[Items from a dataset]
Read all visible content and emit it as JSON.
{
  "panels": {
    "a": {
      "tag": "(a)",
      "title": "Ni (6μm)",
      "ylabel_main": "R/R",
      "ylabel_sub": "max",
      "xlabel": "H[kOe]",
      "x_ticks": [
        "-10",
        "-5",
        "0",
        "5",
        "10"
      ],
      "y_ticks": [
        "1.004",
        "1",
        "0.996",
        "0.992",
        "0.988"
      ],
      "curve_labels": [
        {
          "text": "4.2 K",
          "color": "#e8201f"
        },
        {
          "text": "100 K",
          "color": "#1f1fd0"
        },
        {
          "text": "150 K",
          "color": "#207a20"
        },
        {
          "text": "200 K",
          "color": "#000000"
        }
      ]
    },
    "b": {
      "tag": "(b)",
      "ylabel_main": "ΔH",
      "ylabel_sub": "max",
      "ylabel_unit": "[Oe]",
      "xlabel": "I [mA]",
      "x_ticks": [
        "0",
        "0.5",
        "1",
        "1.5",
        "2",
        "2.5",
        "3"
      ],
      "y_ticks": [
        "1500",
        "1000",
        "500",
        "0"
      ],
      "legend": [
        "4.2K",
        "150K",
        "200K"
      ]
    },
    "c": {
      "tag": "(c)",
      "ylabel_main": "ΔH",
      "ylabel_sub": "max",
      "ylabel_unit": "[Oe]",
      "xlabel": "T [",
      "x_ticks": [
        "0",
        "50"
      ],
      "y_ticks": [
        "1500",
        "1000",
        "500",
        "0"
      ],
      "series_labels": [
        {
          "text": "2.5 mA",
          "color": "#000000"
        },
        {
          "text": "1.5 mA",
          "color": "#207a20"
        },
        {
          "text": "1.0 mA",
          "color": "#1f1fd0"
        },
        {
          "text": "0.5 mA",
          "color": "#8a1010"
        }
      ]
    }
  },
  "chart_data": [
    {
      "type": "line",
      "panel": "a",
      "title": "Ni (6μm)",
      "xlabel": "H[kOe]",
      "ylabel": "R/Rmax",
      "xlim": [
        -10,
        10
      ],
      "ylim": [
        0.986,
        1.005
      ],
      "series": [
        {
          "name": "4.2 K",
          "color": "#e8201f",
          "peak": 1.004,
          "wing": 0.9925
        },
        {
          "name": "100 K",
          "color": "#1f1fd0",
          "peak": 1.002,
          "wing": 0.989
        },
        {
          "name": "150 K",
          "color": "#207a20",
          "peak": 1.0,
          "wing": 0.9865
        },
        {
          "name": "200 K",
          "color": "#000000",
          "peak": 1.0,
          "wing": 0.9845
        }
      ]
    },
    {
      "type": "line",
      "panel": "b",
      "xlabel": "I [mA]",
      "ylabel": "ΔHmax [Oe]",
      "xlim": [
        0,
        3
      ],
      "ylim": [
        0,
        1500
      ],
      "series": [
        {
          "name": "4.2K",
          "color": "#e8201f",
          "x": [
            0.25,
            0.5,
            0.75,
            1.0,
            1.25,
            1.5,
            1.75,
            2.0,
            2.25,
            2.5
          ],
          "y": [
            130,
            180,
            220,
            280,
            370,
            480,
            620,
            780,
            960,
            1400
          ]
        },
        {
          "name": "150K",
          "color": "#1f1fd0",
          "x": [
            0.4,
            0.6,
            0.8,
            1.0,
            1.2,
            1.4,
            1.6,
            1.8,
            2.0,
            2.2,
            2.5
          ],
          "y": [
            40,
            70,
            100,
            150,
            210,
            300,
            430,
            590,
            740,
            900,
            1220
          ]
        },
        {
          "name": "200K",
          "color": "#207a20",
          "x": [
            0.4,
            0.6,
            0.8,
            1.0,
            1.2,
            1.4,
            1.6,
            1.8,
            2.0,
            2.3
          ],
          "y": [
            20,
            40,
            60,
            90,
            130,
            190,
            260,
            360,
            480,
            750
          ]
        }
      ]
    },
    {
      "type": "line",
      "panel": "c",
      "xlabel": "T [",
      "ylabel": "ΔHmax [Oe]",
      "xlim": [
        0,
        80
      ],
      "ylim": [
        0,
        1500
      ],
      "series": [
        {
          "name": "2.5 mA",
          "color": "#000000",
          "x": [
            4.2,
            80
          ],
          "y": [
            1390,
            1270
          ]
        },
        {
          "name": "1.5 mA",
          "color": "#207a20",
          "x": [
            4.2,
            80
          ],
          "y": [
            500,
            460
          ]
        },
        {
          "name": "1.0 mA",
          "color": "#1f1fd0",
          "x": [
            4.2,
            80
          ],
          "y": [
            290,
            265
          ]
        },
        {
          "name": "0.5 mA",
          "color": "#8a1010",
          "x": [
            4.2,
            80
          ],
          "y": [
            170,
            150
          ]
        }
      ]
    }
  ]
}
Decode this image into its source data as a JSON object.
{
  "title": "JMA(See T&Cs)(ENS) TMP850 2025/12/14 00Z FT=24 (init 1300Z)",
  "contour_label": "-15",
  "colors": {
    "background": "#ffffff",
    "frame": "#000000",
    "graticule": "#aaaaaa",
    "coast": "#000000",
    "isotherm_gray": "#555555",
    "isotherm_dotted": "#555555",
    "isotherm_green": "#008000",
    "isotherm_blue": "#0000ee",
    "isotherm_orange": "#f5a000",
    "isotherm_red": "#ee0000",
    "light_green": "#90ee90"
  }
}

*The request:*
Set down the entries above again, word for word.

*Response:*
Read all visible content and emit it as JSON.
{
  "panels": {
    "a": {
      "tag": "(a)",
      "title": "Ni (6μm)",
      "ylabel_main": "R/R",
      "ylabel_sub": "max",
      "xlabel": "H[kOe]",
      "x_ticks": [
        "-10",
        "-5",
        "0",
        "5",
        "10"
      ],
      "y_ticks": [
        "1.004",
        "1",
        "0.996",
        "0.992",
        "0.988"
      ],
      "curve_labels": [
        {
          "text": "4.2 K",
          "color": "#e8201f"
        },
        {
          "text": "100 K",
          "color": "#1f1fd0"
        },
        {
          "text": "150 K",
          "color": "#207a20"
        },
        {
          "text": "200 K",
          "color": "#000000"
        }
      ]
    },
    "b": {
      "tag": "(b)",
      "ylabel_main": "ΔH",
      "ylabel_sub": "max",
      "ylabel_unit": "[Oe]",
      "xlabel": "I [mA]",
      "x_ticks": [
        "0",
        "0.5",
        "1",
        "1.5",
        "2",
        "2.5",
        "3"
      ],
      "y_ticks": [
        "1500",
        "1000",
        "500",
        "0"
      ],
      "legend": [
        "4.2K",
        "150K",
        "200K"
      ]
    },
    "c": {
      "tag": "(c)",
      "ylabel_main": "ΔH",
      "ylabel_sub": "max",
      "ylabel_unit": "[Oe]",
      "xlabel": "T [",
      "x_ticks": [
        "0",
        "50"
      ],
      "y_ticks": [
        "1500",
        "1000",
        "500",
        "0"
      ],
      "series_labels": [
        {
          "text": "2.5 mA",
          "color": "#000000"
        },
        {
          "text": "1.5 mA",
          "color": "#207a20"
        },
        {
          "text": "1.0 mA",
          "color": "#1f1fd0"
        },
        {
          "text": "0.5 mA",
          "color": "#8a1010"
        }
      ]
    }
  },
  "chart_data": [
    {
      "type": "line",
      "panel": "a",
      "title": "Ni (6μm)",
      "xlabel": "H[kOe]",
      "ylabel": "R/Rmax",
      "xlim": [
        -10,
        10
      ],
      "ylim": [
        0.986,
        1.005
      ],
      "series": [
        {
          "name": "4.2 K",
          "color": "#e8201f",
          "peak": 1.004,
          "wing": 0.9925
        },
        {
          "name": "100 K",
          "color": "#1f1fd0",
          "peak": 1.002,
          "wing": 0.989
        },
        {
          "name": "150 K",
          "color": "#207a20",
          "peak": 1.0,
          "wing": 0.9865
        },
        {
          "name": "200 K",
          "color": "#000000",
          "peak": 1.0,
          "wing": 0.9845
        }
      ]
    },
    {
      "type": "line",
      "panel": "b",
      "xlabel": "I [mA]",
      "ylabel": "ΔHmax [Oe]",
      "xlim": [
        0,
        3
      ],
      "ylim": [
        0,
        1500
      ],
      "series": [
        {
          "name": "4.2K",
          "color": "#e8201f",
          "x": [
            0.25,
            0.5,
            0.75,
            1.0,
            1.25,
            1.5,
            1.75,
            2.0,
            2.25,
            2.5
          ],
          "y": [
            130,
            180,
            220,
            280,
            370,
            480,
            620,
            780,
            960,
            1400
          ]
        },
        {
          "name": "150K",
          "color": "#1f1fd0",
          "x": [
            0.4,
            0.6,
            0.8,
            1.0,
            1.2,
            1.4,
            1.6,
            1.8,
            2.0,
            2.2,
            2.5
          ],
          "y": [
            40,
            70,
            100,
            150,
            210,
            300,
            430,
            590,
            740,
            900,
            1220
          ]
        },
        {
          "name": "200K",
          "color": "#207a20",
          "x": [
            0.4,
            0.6,
            0.8,
            1.0,
            1.2,
            1.4,
            1.6,
            1.8,
            2.0,
            2.3
          ],
          "y": [
            20,
            40,
            60,
            90,
            130,
            190,
            260,
            360,
            480,
            750
          ]
        }
      ]
    },
    {
      "type": "line",
      "panel": "c",
      "xlabel": "T [",
      "ylabel": "ΔHmax [Oe]",
      "xlim": [
        0,
        80
      ],
      "ylim": [
        0,
        1500
      ],
      "series": [
        {
          "name": "2.5 mA",
          "color": "#000000",
          "x": [
            4.2,
            80
          ],
          "y": [
            1390,
            1270
          ]
        },
        {
          "name": "1.5 mA",
          "color": "#207a20",
          "x": [
            4.2,
            80
          ],
          "y": [
            500,
            460
          ]
        },
        {
          "name": "1.0 mA",
          "color": "#1f1fd0",
          "x": [
            4.2,
            80
          ],
          "y": [
            290,
            265
          ]
        },
        {
          "name": "0.5 mA",
          "color": "#8a1010",
          "x": [
            4.2,
            80
          ],
          "y": [
            170,
            150
          ]
        }
      ]
    }
  ]
}
Decode this image into its source data as a JSON object.
{
  "title": "JMA(See T&Cs)(ENS) TMP850 2025/12/14 00Z FT=24 (init 1300Z)",
  "contour_label": "-15",
  "colors": {
    "background": "#ffffff",
    "frame": "#000000",
    "graticule": "#aaaaaa",
    "coast": "#000000",
    "isotherm_gray": "#555555",
    "isotherm_dotted": "#555555",
    "isotherm_green": "#008000",
    "isotherm_blue": "#0000ee",
    "isotherm_orange": "#f5a000",
    "isotherm_red": "#ee0000",
    "light_green": "#90ee90"
  }
}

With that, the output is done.